▶ Data records
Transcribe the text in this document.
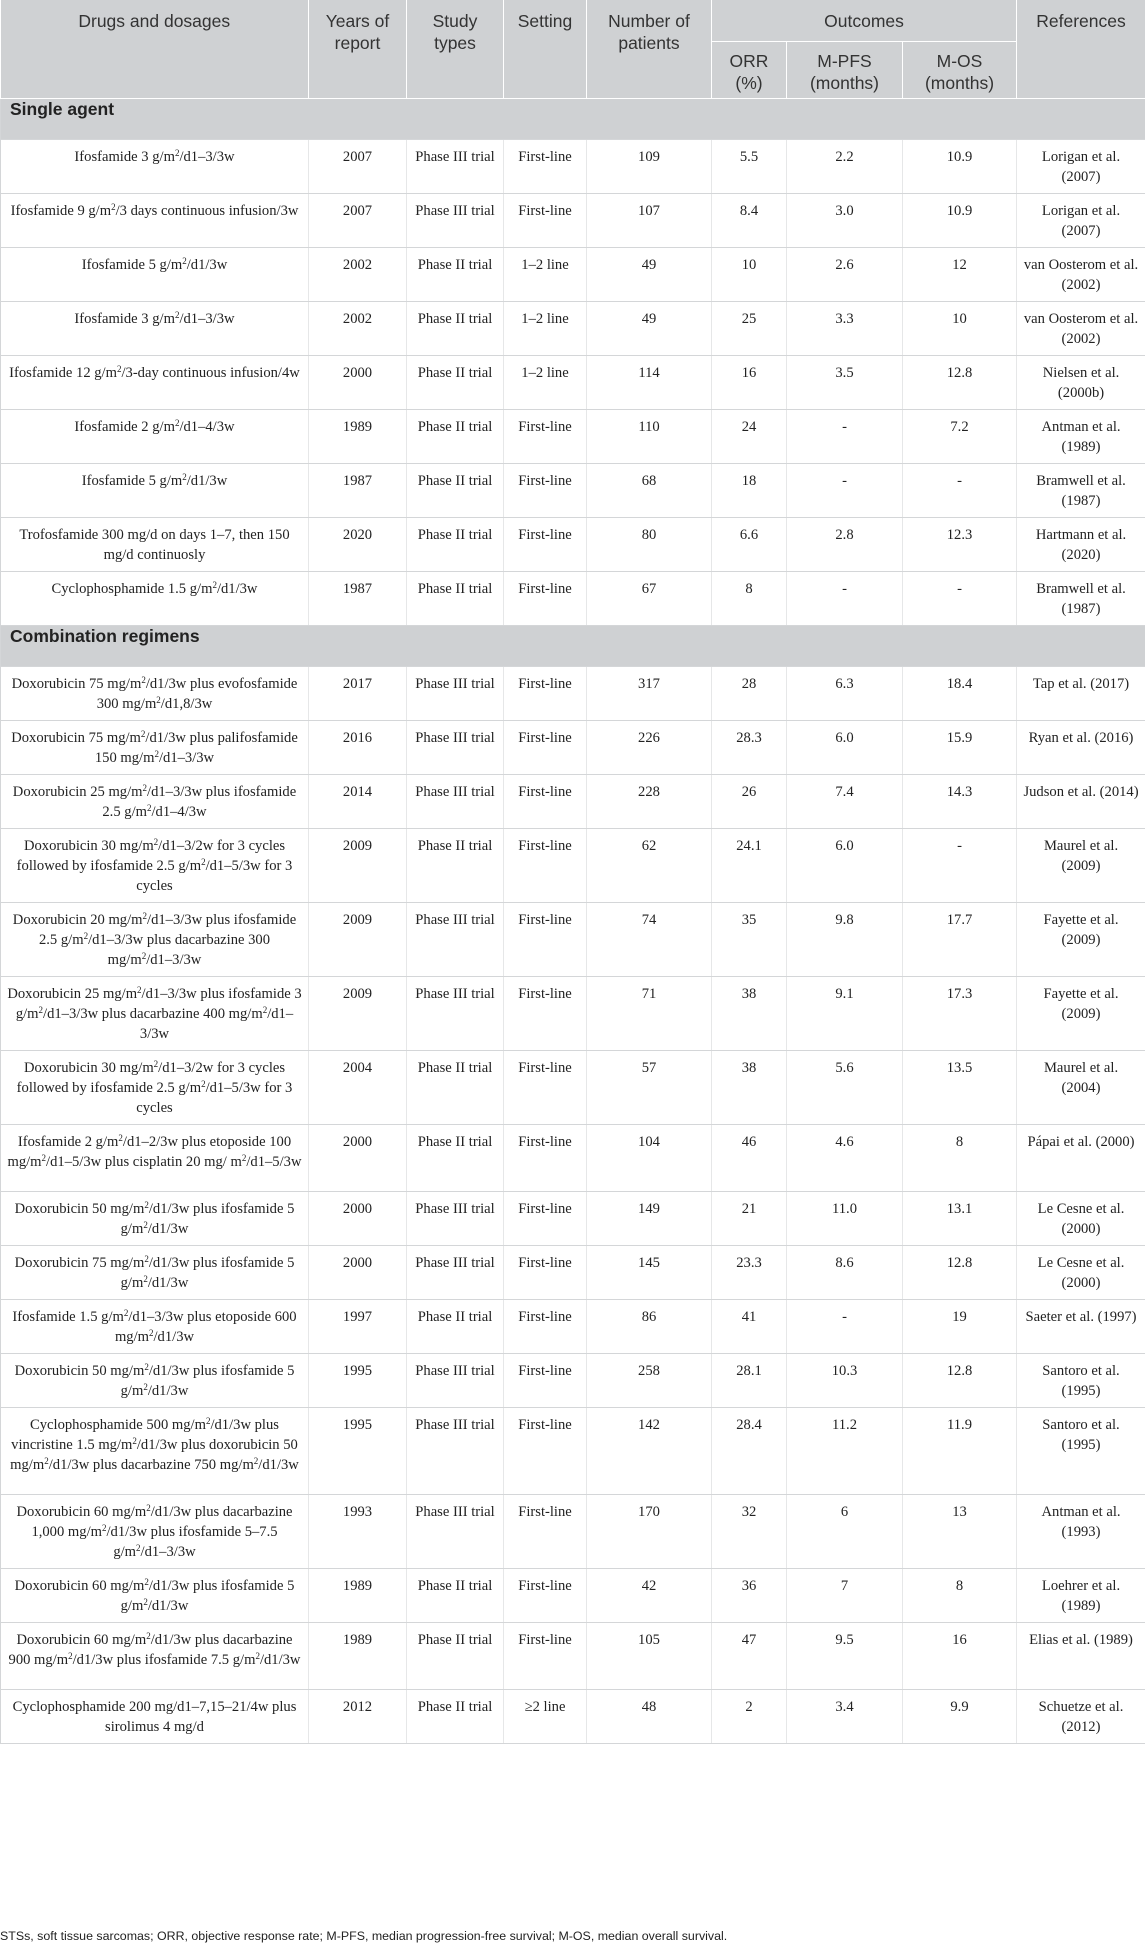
Drugs and dosages	Years of report	Study types	Setting	Number of patients	Outcomes			References
					ORR (%)	M-PFS (months)	M-OS (months)	
Single agent								
Ifosfamide 3 $g/m^2/d1-3/3w$	2007	Phase III trial	First-line	109	5.5	2.2	10.9	Lorigan et al. (2007)
Ifosfamide 9 $g/m^2/3$ days continuous infusion/3w	2007	Phase III trial	First-line	107	8.4	3.0	10.9	Lorigan et al. (2007)
Ifosfamide 5 $g/m^2/d1/3w$	2002	Phase II trial	1–2 line	49	10	2.6	12	van Oosterom et al. (2002)
Ifosfamide 3 $g/m^2/d1-3/3w$	2002	Phase II trial	1–2 line	49	25	3.3	10	van Oosterom et al. (2002)
Ifosfamide 12 $g/m^2/3$-day continuous infusion/4w	2000	Phase II trial	1–2 line	114	16	3.5	12.8	Nielsen et al. (2000b)
Ifosfamide 2 $g/m^2/d1-4/3w$	1989	Phase II trial	First-line	110	24	-	7.2	Antman et al. (1989)
Ifosfamide 5 $g/m^2/d1/3w$	1987	Phase II trial	First-line	68	18	-	-	Bramwell et al. (1987)
Trofosfamide 300 mg/d on days 1–7, then 150 mg/d continuosly	2020	Phase II trial	First-line	80	6.6	2.8	12.3	Hartmann et al. (2020)
Cyclophosphamide 1.5 $g/m^2/d1/3w$	1987	Phase II trial	First-line	67	8	-	-	Bramwell et al. (1987)
Combination regimens								
Doxorubicin 75 $mg/m^2/d1/3w$ plus evofosfamide 300 $mg/m^2/d1,8/3w$	2017	Phase III trial	First-line	317	28	6.3	18.4	Tap et al. (2017)
Doxorubicin 75 $mg/m^2/d1/3w$ plus palifosfamide 150 $mg/m^2/d1-3/3w$	2016	Phase III trial	First-line	226	28.3	6.0	15.9	Ryan et al. (2016)
Doxorubicin 25 $mg/m^2/d1-3/3w$ plus ifosfamide 2.5 $g/m^2/d1-4/3w$	2014	Phase III trial	First-line	228	26	7.4	14.3	Judson et al. (2014)
Doxorubicin 30 $mg/m^2/d1-3/2w$ for 3 cycles followed by ifosfamide 2.5 $g/m^2/d1-5/3w$ for 3 cycles	2009	Phase II trial	First-line	62	24.1	6.0	-	Maurel et al. (2009)
Doxorubicin 20 $mg/m^2/d1-3/3w$ plus ifosfamide 2.5 $g/m^2/d1-3/3w$ plus dacarbazine 300 $mg/m^2/d1-3/3w$	2009	Phase III trial	First-line	74	35	9.8	17.7	Fayette et al. (2009)
Doxorubicin 25 $mg/m^2/d1-3/3w$ plus ifosfamide 3 $g/m^2/d1-3/3w$ plus dacarbazine 400 $mg/m^2/d1-3/3w$	2009	Phase III trial	First-line	71	38	9.1	17.3	Fayette et al. (2009)
Doxorubicin 30 $mg/m^2/d1-3/2w$ for 3 cycles followed by ifosfamide 2.5 $g/m^2/d1-5/3w$ for 3 cycles	2004	Phase II trial	First-line	57	38	5.6	13.5	Maurel et al. (2004)
Ifosfamide 2 $g/m^2/d1-2/3w$ plus etoposide 100 $mg/m^2/d1-5/3w$ plus cisplatin 20 mg/ $m^2/d1-5/3w$	2000	Phase II trial	First-line	104	46	4.6	8	Pápai et al. (2000)
Doxorubicin 50 $mg/m^2/d1/3w$ plus ifosfamide 5 $g/m^2/d1/3w$	2000	Phase III trial	First-line	149	21	11.0	13.1	Le Cesne et al. (2000)
Doxorubicin 75 $mg/m^2/d1/3w$ plus ifosfamide 5 $g/m^2/d1/3w$	2000	Phase III trial	First-line	145	23.3	8.6	12.8	Le Cesne et al. (2000)
Ifosfamide 1.5 $g/m^2/d1-3/3w$ plus etoposide 600 $mg/m^2/d1/3w$	1997	Phase II trial	First-line	86	41	-	19	Saeter et al. (1997)
Doxorubicin 50 $mg/m^2/d1/3w$ plus ifosfamide 5 $g/m^2/d1/3w$	1995	Phase III trial	First-line	258	28.1	10.3	12.8	Santoro et al. (1995)
Cyclophosphamide 500 $mg/m^2/d1/3w$ plus vincristine 1.5 $mg/m^2/d1/3w$ plus doxorubicin 50 $mg/m^2/d1/3w$ plus dacarbazine 750 $mg/m^2/d1/3w$	1995	Phase III trial	First-line	142	28.4	11.2	11.9	Santoro et al. (1995)
Doxorubicin 60 $mg/m^2/d1/3w$ plus dacarbazine 1,000 $mg/m^2/d1/3w$ plus ifosfamide 5–7.5 $g/m^2/d1-3/3w$	1993	Phase III trial	First-line	170	32	6	13	Antman et al. (1993)
Doxorubicin 60 $mg/m^2/d1/3w$ plus ifosfamide 5 $g/m^2/d1/3w$	1989	Phase II trial	First-line	42	36	7	8	Loehrer et al. (1989)
Doxorubicin 60 $mg/m^2/d1/3w$ plus dacarbazine 900 $mg/m^2/d1/3w$ plus ifosfamide 7.5 $g/m^2/d1/3w$	1989	Phase II trial	First-line	105	47	9.5	16	Elias et al. (1989)
Cyclophosphamide 200 mg/d1–7,15–21/4w plus sirolimus 4 mg/d	2012	Phase II trial	≥2 line	48	2	3.4	9.9	Schuetze et al. (2012)
STSs, soft tissue sarcomas; ORR, objective response rate; M-PFS, median progression-free survival; M-OS, median overall survival.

▶ What you need to do
Please print an exact copy of the records, with no pictures.

▶ Exercise answer
Transcribe the text in this document.
Drugs and dosages	Years of report	Study types	Setting	Number of patients	Outcomes			References
					ORR (%)	M-PFS (months)	M-OS (months)	
Single agent								
Ifosfamide 3 $g/m^2/d1-3/3w$	2007	Phase III trial	First-line	109	5.5	2.2	10.9	Lorigan et al. (2007)
Ifosfamide 9 $g/m^2/3$ days continuous infusion/3w	2007	Phase III trial	First-line	107	8.4	3.0	10.9	Lorigan et al. (2007)
Ifosfamide 5 $g/m^2/d1/3w$	2002	Phase II trial	1–2 line	49	10	2.6	12	van Oosterom et al. (2002)
Ifosfamide 3 $g/m^2/d1-3/3w$	2002	Phase II trial	1–2 line	49	25	3.3	10	van Oosterom et al. (2002)
Ifosfamide 12 $g/m^2/3$-day continuous infusion/4w	2000	Phase II trial	1–2 line	114	16	3.5	12.8	Nielsen et al. (2000b)
Ifosfamide 2 $g/m^2/d1-4/3w$	1989	Phase II trial	First-line	110	24	-	7.2	Antman et al. (1989)
Ifosfamide 5 $g/m^2/d1/3w$	1987	Phase II trial	First-line	68	18	-	-	Bramwell et al. (1987)
Trofosfamide 300 mg/d on days 1–7, then 150 mg/d continuosly	2020	Phase II trial	First-line	80	6.6	2.8	12.3	Hartmann et al. (2020)
Cyclophosphamide 1.5 $g/m^2/d1/3w$	1987	Phase II trial	First-line	67	8	-	-	Bramwell et al. (1987)
Combination regimens								
Doxorubicin 75 $mg/m^2/d1/3w$ plus evofosfamide 300 $mg/m^2/d1,8/3w$	2017	Phase III trial	First-line	317	28	6.3	18.4	Tap et al. (2017)
Doxorubicin 75 $mg/m^2/d1/3w$ plus palifosfamide 150 $mg/m^2/d1-3/3w$	2016	Phase III trial	First-line	226	28.3	6.0	15.9	Ryan et al. (2016)
Doxorubicin 25 $mg/m^2/d1-3/3w$ plus ifosfamide 2.5 $g/m^2/d1-4/3w$	2014	Phase III trial	First-line	228	26	7.4	14.3	Judson et al. (2014)
Doxorubicin 30 $mg/m^2/d1-3/2w$ for 3 cycles followed by ifosfamide 2.5 $g/m^2/d1-5/3w$ for 3 cycles	2009	Phase II trial	First-line	62	24.1	6.0	-	Maurel et al. (2009)
Doxorubicin 20 $mg/m^2/d1-3/3w$ plus ifosfamide 2.5 $g/m^2/d1-3/3w$ plus dacarbazine 300 $mg/m^2/d1-3/3w$	2009	Phase III trial	First-line	74	35	9.8	17.7	Fayette et al. (2009)
Doxorubicin 25 $mg/m^2/d1-3/3w$ plus ifosfamide 3 $g/m^2/d1-3/3w$ plus dacarbazine 400 $mg/m^2/d1-3/3w$	2009	Phase III trial	First-line	71	38	9.1	17.3	Fayette et al. (2009)
Doxorubicin 30 $mg/m^2/d1-3/2w$ for 3 cycles followed by ifosfamide 2.5 $g/m^2/d1-5/3w$ for 3 cycles	2004	Phase II trial	First-line	57	38	5.6	13.5	Maurel et al. (2004)
Ifosfamide 2 $g/m^2/d1-2/3w$ plus etoposide 100 $mg/m^2/d1-5/3w$ plus cisplatin 20 mg/ $m^2/d1-5/3w$	2000	Phase II trial	First-line	104	46	4.6	8	Pápai et al. (2000)
Doxorubicin 50 $mg/m^2/d1/3w$ plus ifosfamide 5 $g/m^2/d1/3w$	2000	Phase III trial	First-line	149	21	11.0	13.1	Le Cesne et al. (2000)
Doxorubicin 75 $mg/m^2/d1/3w$ plus ifosfamide 5 $g/m^2/d1/3w$	2000	Phase III trial	First-line	145	23.3	8.6	12.8	Le Cesne et al. (2000)
Ifosfamide 1.5 $g/m^2/d1-3/3w$ plus etoposide 600 $mg/m^2/d1/3w$	1997	Phase II trial	First-line	86	41	-	19	Saeter et al. (1997)
Doxorubicin 50 $mg/m^2/d1/3w$ plus ifosfamide 5 $g/m^2/d1/3w$	1995	Phase III trial	First-line	258	28.1	10.3	12.8	Santoro et al. (1995)
Cyclophosphamide 500 $mg/m^2/d1/3w$ plus vincristine 1.5 $mg/m^2/d1/3w$ plus doxorubicin 50 $mg/m^2/d1/3w$ plus dacarbazine 750 $mg/m^2/d1/3w$	1995	Phase III trial	First-line	142	28.4	11.2	11.9	Santoro et al. (1995)
Doxorubicin 60 $mg/m^2/d1/3w$ plus dacarbazine 1,000 $mg/m^2/d1/3w$ plus ifosfamide 5–7.5 $g/m^2/d1-3/3w$	1993	Phase III trial	First-line	170	32	6	13	Antman et al. (1993)
Doxorubicin 60 $mg/m^2/d1/3w$ plus ifosfamide 5 $g/m^2/d1/3w$	1989	Phase II trial	First-line	42	36	7	8	Loehrer et al. (1989)
Doxorubicin 60 $mg/m^2/d1/3w$ plus dacarbazine 900 $mg/m^2/d1/3w$ plus ifosfamide 7.5 $g/m^2/d1/3w$	1989	Phase II trial	First-line	105	47	9.5	16	Elias et al. (1989)
Cyclophosphamide 200 mg/d1–7,15–21/4w plus sirolimus 4 mg/d	2012	Phase II trial	≥2 line	48	2	3.4	9.9	Schuetze et al. (2012)
STSs, soft tissue sarcomas; ORR, objective response rate; M-PFS, median progression-free survival; M-OS, median overall survival.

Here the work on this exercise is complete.